◆ What to work on: Note how many lines include the word "саломатлигига", and give that number by itself.

◆ Material supplied:
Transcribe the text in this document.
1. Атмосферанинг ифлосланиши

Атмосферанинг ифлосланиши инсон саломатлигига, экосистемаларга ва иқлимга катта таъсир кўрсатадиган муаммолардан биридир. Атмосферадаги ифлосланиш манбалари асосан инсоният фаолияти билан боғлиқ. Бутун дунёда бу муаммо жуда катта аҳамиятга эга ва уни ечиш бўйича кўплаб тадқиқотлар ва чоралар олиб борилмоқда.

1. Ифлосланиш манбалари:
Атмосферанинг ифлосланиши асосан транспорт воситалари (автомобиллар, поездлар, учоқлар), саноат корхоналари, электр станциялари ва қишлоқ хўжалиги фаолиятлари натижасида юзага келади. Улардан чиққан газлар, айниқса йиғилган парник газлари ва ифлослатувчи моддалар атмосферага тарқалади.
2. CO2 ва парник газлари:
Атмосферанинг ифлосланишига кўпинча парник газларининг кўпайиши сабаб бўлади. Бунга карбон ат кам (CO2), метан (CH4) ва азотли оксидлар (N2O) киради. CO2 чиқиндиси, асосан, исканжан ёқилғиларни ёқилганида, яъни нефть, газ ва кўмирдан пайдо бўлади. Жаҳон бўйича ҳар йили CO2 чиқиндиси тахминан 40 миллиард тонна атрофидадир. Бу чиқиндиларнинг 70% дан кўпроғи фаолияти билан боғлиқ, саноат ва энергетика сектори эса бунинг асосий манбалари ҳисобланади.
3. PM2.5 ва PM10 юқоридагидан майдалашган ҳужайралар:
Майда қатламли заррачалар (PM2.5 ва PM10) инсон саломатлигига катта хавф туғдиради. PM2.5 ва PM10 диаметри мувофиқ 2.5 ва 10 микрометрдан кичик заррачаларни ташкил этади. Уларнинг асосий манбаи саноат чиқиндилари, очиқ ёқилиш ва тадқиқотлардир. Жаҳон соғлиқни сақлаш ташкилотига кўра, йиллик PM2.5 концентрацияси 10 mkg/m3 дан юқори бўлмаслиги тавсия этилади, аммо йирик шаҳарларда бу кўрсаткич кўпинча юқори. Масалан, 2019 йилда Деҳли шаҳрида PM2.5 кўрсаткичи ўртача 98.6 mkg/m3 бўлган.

◆ Completed task: 2